## Selected extract
Tirza repeated these sentiments at the event.

“We thought what we were preparing for was a terrorist group,” he said, adding, “Therefore we built a fence around Gaza and the West Bank.”

While the technology was “sophisticated,” they were not prepared.

“It was like a terrorist army,” he said. “We could not believe that that could come and therefore we were not prepared for it.”

Soldiers thought that the fence “would stop Hamas.”

Still, Tirza said, “I really, really believe that there is no way but peace.”

In 2019, Tirza said that he hopes for a day where there will be peace with the Palestinians. “I pray that the day will come that there will be peace, and there will be no need for the security fence,” he said, adding that he wants to be the person to remove the first piece of the fence in Jerusalem.

From left to right: Former IDF leader Dany Tirza, CUFI’s Senior Director of Engagement Randal Neal, and Pastors Murray Kartanson and JB Whitfield. (Photo by Gale Melcher).

Agape Faith Church invites pro-Israel group to event

Since the beginning of October, the Israeli government, at the direction of President Benjamin Netanyahu, has launched attacks at Gaza which have killed more than 30,000 civilians, many of them women and children. For most of the conflict, the Israeli government has stated that its mission is to “eradicate” Hamas, a military group which governs Gaza and launched an attack on Israel on Oct. 7, killing more than 1,000 people and taking hundreds hostage.

But this conflict is not new.

After the Second Intifada, a Palestinian uprising against Israel in the early 2000s, left approximately 3,000 Palestinians and 1,000 Israelis dead, the Israeli government decided to build a security fence between Gaza and Israel with sensors and cameras. Under Tirza’s supervision, a wall hundreds of miles long was constructed. On Oct. 7, Hamas broke through that fence.

A protester blocks vehicles from entering the event. (Photo by Gale Melcher)

Before the event on Tuesday, a Pro-Palestinian protester blocked vehicles from entering the church’s driveway and spat on them as they drove past. Multiple sheriff’s deputies patrolled the sidewalk and church grounds and told protesters that they could not park in the church’s parking lot even if they intended to attend the event. 

Agape Faith Church, where the event was held, is a multi-faith Christian church led by Pastors JB Whitfield and Murray Kartanson. Their beliefs mention adherence to the Bible and marriage as being between a man and a woman.

TCB reached out to church leadership ahead of the event for comment but could not speak to a spokesperson by the time of the event.

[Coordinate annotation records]
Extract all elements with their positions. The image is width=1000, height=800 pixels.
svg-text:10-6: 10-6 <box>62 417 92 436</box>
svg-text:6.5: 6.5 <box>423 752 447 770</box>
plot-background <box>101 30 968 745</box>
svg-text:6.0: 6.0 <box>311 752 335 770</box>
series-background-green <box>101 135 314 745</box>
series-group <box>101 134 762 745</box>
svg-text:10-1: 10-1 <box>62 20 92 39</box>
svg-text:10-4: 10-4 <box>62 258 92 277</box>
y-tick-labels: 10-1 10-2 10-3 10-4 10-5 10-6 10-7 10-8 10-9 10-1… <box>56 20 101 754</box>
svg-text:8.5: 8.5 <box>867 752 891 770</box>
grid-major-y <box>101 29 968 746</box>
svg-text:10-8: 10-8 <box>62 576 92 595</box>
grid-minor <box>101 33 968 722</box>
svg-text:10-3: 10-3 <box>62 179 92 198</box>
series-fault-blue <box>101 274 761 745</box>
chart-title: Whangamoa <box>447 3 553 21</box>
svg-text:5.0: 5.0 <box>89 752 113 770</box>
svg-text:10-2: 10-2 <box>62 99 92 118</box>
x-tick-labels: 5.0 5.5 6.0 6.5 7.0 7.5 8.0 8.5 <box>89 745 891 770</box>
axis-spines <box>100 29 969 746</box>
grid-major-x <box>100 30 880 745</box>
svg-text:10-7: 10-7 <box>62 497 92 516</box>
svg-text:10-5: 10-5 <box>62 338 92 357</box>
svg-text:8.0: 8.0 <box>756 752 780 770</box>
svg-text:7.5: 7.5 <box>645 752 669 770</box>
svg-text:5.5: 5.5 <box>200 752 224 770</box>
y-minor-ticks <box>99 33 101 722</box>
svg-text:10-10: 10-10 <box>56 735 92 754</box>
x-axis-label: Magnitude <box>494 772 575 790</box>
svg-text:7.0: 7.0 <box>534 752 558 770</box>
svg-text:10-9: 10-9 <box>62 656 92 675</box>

## Exercise requirements
Print the passage of the security fence article starting with "Since the beginning" and going on through "through that fence.".

## Answer to this task
Since the beginning of October, the Israeli government, at the direction of President Benjamin Netanyahu, has launched attacks at Gaza which have killed more than 30,000 civilians, many of them women and children. For most of the conflict, the Israeli government has stated that its mission is to “eradicate” Hamas, a military group which governs Gaza and launched an attack on Israel on Oct. 7, killing more than 1,000 people and taking hundreds hostage.

But this conflict is not new.

After the Second Intifada, a Palestinian uprising against Israel in the early 2000s, left approximately 3,000 Palestinians and 1,000 Israelis dead, the Israeli government decided to build a security fence between Gaza and Israel with sensors and cameras. Under Tirza’s supervision, a wall hundreds of miles long was constructed. On Oct. 7, Hamas broke through that fence.